__Directions__
Give back the entire listing verbatim.

__Data shown__
╭──

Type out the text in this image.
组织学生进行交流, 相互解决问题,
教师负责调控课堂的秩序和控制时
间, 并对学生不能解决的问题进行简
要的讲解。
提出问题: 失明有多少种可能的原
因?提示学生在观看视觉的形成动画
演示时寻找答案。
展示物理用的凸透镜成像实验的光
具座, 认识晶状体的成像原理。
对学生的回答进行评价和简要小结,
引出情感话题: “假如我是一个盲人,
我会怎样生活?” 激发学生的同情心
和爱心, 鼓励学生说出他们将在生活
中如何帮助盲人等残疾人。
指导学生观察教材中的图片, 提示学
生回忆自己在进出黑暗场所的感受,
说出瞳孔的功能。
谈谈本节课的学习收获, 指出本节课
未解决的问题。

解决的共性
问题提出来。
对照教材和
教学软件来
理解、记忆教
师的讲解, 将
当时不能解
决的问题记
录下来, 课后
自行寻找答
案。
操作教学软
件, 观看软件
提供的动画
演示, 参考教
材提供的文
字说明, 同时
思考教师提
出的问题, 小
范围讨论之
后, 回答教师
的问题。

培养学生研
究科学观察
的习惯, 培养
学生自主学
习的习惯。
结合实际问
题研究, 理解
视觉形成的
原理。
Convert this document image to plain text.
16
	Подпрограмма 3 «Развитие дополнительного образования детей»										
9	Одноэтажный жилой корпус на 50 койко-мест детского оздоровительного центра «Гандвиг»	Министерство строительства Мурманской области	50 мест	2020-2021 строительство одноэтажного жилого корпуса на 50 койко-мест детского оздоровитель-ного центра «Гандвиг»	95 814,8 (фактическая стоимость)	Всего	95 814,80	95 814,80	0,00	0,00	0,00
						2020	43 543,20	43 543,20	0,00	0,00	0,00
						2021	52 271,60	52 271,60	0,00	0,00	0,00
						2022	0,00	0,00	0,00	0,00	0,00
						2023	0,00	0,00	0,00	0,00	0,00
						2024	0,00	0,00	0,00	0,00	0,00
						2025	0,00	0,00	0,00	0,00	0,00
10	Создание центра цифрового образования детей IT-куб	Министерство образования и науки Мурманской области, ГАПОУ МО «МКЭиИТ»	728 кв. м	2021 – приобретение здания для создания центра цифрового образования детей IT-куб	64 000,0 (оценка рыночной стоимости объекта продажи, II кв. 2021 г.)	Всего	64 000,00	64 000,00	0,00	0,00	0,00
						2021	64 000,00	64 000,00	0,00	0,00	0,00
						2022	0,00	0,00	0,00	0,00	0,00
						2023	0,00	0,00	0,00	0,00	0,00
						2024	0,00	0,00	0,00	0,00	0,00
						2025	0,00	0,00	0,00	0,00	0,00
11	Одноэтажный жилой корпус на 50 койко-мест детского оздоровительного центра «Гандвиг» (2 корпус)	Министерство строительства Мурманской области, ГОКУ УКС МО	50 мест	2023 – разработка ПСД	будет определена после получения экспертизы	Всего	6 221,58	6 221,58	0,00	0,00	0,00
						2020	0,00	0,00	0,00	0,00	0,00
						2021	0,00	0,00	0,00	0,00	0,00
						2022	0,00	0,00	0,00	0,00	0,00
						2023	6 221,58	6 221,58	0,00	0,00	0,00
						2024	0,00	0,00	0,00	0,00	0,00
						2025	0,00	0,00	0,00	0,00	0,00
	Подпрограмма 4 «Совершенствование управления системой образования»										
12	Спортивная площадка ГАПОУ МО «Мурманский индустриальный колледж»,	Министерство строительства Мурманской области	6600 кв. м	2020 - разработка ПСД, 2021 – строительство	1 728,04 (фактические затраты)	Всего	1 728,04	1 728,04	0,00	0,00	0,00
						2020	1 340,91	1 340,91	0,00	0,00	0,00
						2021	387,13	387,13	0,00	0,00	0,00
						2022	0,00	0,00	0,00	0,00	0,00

╰──

__Answer to the problem__
Type out the text in this image.
组织学生进行交流, 相互解决问题,
教师负责调控课堂的秩序和控制时
间, 并对学生不能解决的问题进行简
要的讲解。
提出问题: 失明有多少种可能的原
因?提示学生在观看视觉的形成动画
演示时寻找答案。
展示物理用的凸透镜成像实验的光
具座, 认识晶状体的成像原理。
对学生的回答进行评价和简要小结,
引出情感话题: “假如我是一个盲人,
我会怎样生活?” 激发学生的同情心
和爱心, 鼓励学生说出他们将在生活
中如何帮助盲人等残疾人。
指导学生观察教材中的图片, 提示学
生回忆自己在进出黑暗场所的感受,
说出瞳孔的功能。
谈谈本节课的学习收获, 指出本节课
未解决的问题。

解决的共性
问题提出来。
对照教材和
教学软件来
理解、记忆教
师的讲解, 将
当时不能解
决的问题记
录下来, 课后
自行寻找答
案。
操作教学软
件, 观看软件
提供的动画
演示, 参考教
材提供的文
字说明, 同时
思考教师提
出的问题, 小
范围讨论之
后, 回答教师
的问题。

培养学生研
究科学观察
的习惯, 培养
学生自主学
习的习惯。
结合实际问
题研究, 理解
视觉形成的
原理。
Convert this document image to plain text.
16
	Подпрограмма 3 «Развитие дополнительного образования детей»										
9	Одноэтажный жилой корпус на 50 койко-мест детского оздоровительного центра «Гандвиг»	Министерство строительства Мурманской области	50 мест	2020-2021 строительство одноэтажного жилого корпуса на 50 койко-мест детского оздоровитель-ного центра «Гандвиг»	95 814,8 (фактическая стоимость)	Всего	95 814,80	95 814,80	0,00	0,00	0,00
						2020	43 543,20	43 543,20	0,00	0,00	0,00
						2021	52 271,60	52 271,60	0,00	0,00	0,00
						2022	0,00	0,00	0,00	0,00	0,00
						2023	0,00	0,00	0,00	0,00	0,00
						2024	0,00	0,00	0,00	0,00	0,00
						2025	0,00	0,00	0,00	0,00	0,00
10	Создание центра цифрового образования детей IT-куб	Министерство образования и науки Мурманской области, ГАПОУ МО «МКЭиИТ»	728 кв. м	2021 – приобретение здания для создания центра цифрового образования детей IT-куб	64 000,0 (оценка рыночной стоимости объекта продажи, II кв. 2021 г.)	Всего	64 000,00	64 000,00	0,00	0,00	0,00
						2021	64 000,00	64 000,00	0,00	0,00	0,00
						2022	0,00	0,00	0,00	0,00	0,00
						2023	0,00	0,00	0,00	0,00	0,00
						2024	0,00	0,00	0,00	0,00	0,00
						2025	0,00	0,00	0,00	0,00	0,00
11	Одноэтажный жилой корпус на 50 койко-мест детского оздоровительного центра «Гандвиг» (2 корпус)	Министерство строительства Мурманской области, ГОКУ УКС МО	50 мест	2023 – разработка ПСД	будет определена после получения экспертизы	Всего	6 221,58	6 221,58	0,00	0,00	0,00
						2020	0,00	0,00	0,00	0,00	0,00
						2021	0,00	0,00	0,00	0,00	0,00
						2022	0,00	0,00	0,00	0,00	0,00
						2023	6 221,58	6 221,58	0,00	0,00	0,00
						2024	0,00	0,00	0,00	0,00	0,00
						2025	0,00	0,00	0,00	0,00	0,00
	Подпрограмма 4 «Совершенствование управления системой образования»										
12	Спортивная площадка ГАПОУ МО «Мурманский индустриальный колледж»,	Министерство строительства Мурманской области	6600 кв. м	2020 - разработка ПСД, 2021 – строительство	1 728,04 (фактические затраты)	Всего	1 728,04	1 728,04	0,00	0,00	0,00
						2020	1 340,91	1 340,91	0,00	0,00	0,00
						2021	387,13	387,13	0,00	0,00	0,00
						2022	0,00	0,00	0,00	0,00	0,00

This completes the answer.